- WHAT IS EXPECTED
Copy out the entries in full and with complete accuracy; pictures are excluded.

- INPUT FOR THIS TASK
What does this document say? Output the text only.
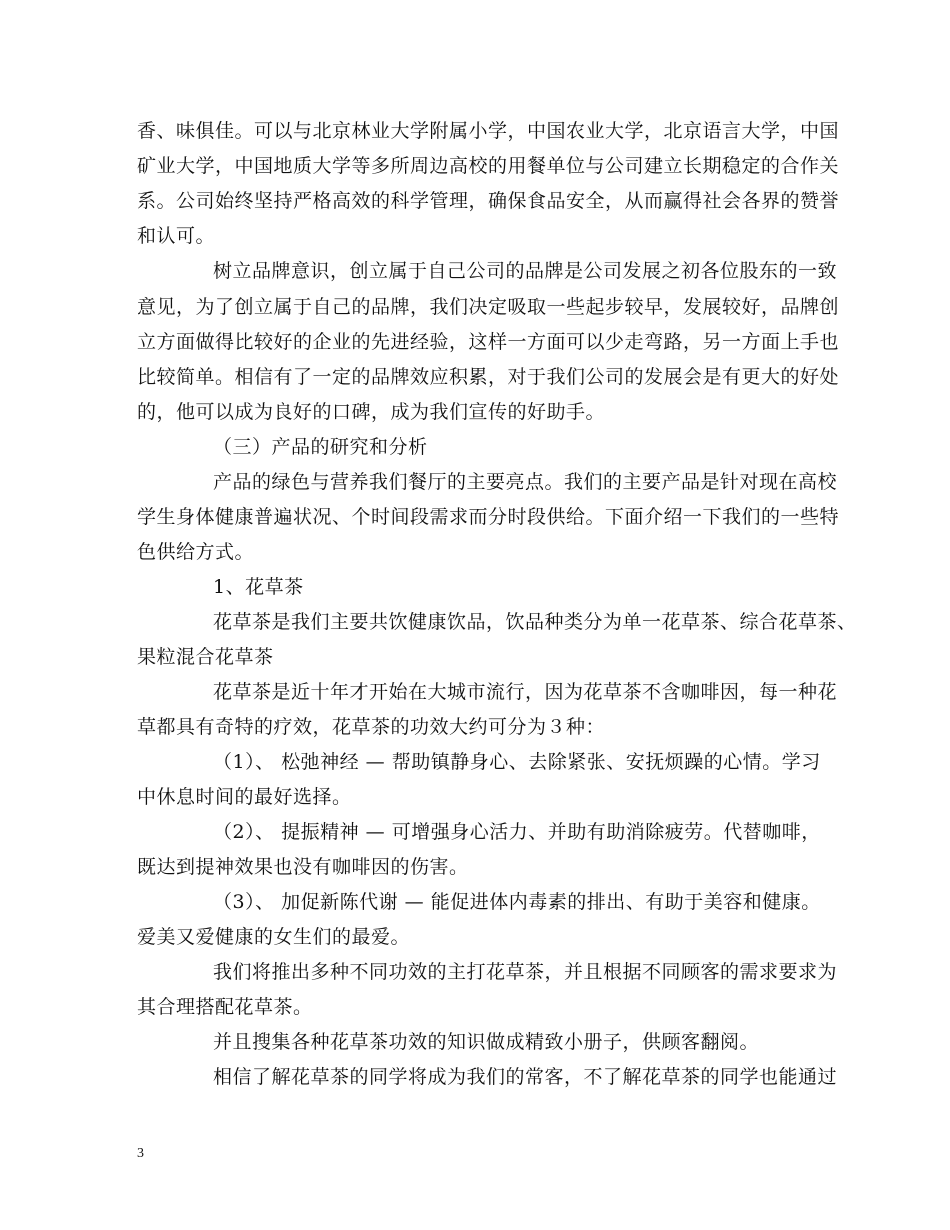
香、味俱佳。可以与北京林业大学附属小学，中国农业大学，北京语言大学，中国
矿业大学，中国地质大学等多所周边高校的用餐单位与公司建立长期稳定的合作关
系。公司始终坚持严格高效的科学管理，确保食品安全，从而赢得社会各界的赞誉
和认可。
树立品牌意识，创立属于自己公司的品牌是公司发展之初各位股东的一致
意见，为了创立属于自己的品牌，我们决定吸取一些起步较早，发展较好，品牌创
立方面做得比较好的企业的先进经验，这样一方面可以少走弯路，另一方面上手也
比较简单。相信有了一定的品牌效应积累，对于我们公司的发展会是有更大的好处
的，他可以成为良好的口碑，成为我们宣传的好助手。
（三）产品的研究和分析
产品的绿色与营养我们餐厅的主要亮点。我们的主要产品是针对现在高校
学生身体健康普遍状况、个时间段需求而分时段供给。下面介绍一下我们的一些特
色供给方式。
1、花草茶
花草茶是我们主要共饮健康饮品，饮品种类分为单一花草茶、综合花草茶、
果粒混合花草茶
花草茶是近十年才开始在大城市流行，因为花草茶不含咖啡因，每一种花
草都具有奇特的疗效，花草茶的功效大约可分为３种：
（1）、 松弛神经 — 帮助镇静身心、去除紧张、安抚烦躁的心情。学习
中休息时间的最好选择。
（2）、 提振精神 — 可增强身心活力、并助有助消除疲劳。代替咖啡，
既达到提神效果也没有咖啡因的伤害。
（3）、 加促新陈代谢 — 能促进体内毒素的排出、有助于美容和健康。
爱美又爱健康的女生们的最爱。
我们将推出多种不同功效的主打花草茶，并且根据不同顾客的需求要求为
其合理搭配花草茶。
并且搜集各种花草茶功效的知识做成精致小册子，供顾客翻阅。
相信了解花草茶的同学将成为我们的常客，不了解花草茶的同学也能通过
3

- WRITTEN SOLUTION
What does this document say? Output the text only.
香、味俱佳。可以与北京林业大学附属小学，中国农业大学，北京语言大学，中国
矿业大学，中国地质大学等多所周边高校的用餐单位与公司建立长期稳定的合作关
系。公司始终坚持严格高效的科学管理，确保食品安全，从而赢得社会各界的赞誉
和认可。
树立品牌意识，创立属于自己公司的品牌是公司发展之初各位股东的一致
意见，为了创立属于自己的品牌，我们决定吸取一些起步较早，发展较好，品牌创
立方面做得比较好的企业的先进经验，这样一方面可以少走弯路，另一方面上手也
比较简单。相信有了一定的品牌效应积累，对于我们公司的发展会是有更大的好处
的，他可以成为良好的口碑，成为我们宣传的好助手。
（三）产品的研究和分析
产品的绿色与营养我们餐厅的主要亮点。我们的主要产品是针对现在高校
学生身体健康普遍状况、个时间段需求而分时段供给。下面介绍一下我们的一些特
色供给方式。
1、花草茶
花草茶是我们主要共饮健康饮品，饮品种类分为单一花草茶、综合花草茶、
果粒混合花草茶
花草茶是近十年才开始在大城市流行，因为花草茶不含咖啡因，每一种花
草都具有奇特的疗效，花草茶的功效大约可分为３种：
（1）、 松弛神经 — 帮助镇静身心、去除紧张、安抚烦躁的心情。学习
中休息时间的最好选择。
（2）、 提振精神 — 可增强身心活力、并助有助消除疲劳。代替咖啡，
既达到提神效果也没有咖啡因的伤害。
（3）、 加促新陈代谢 — 能促进体内毒素的排出、有助于美容和健康。
爱美又爱健康的女生们的最爱。
我们将推出多种不同功效的主打花草茶，并且根据不同顾客的需求要求为
其合理搭配花草茶。
并且搜集各种花草茶功效的知识做成精致小册子，供顾客翻阅。
相信了解花草茶的同学将成为我们的常客，不了解花草茶的同学也能通过
3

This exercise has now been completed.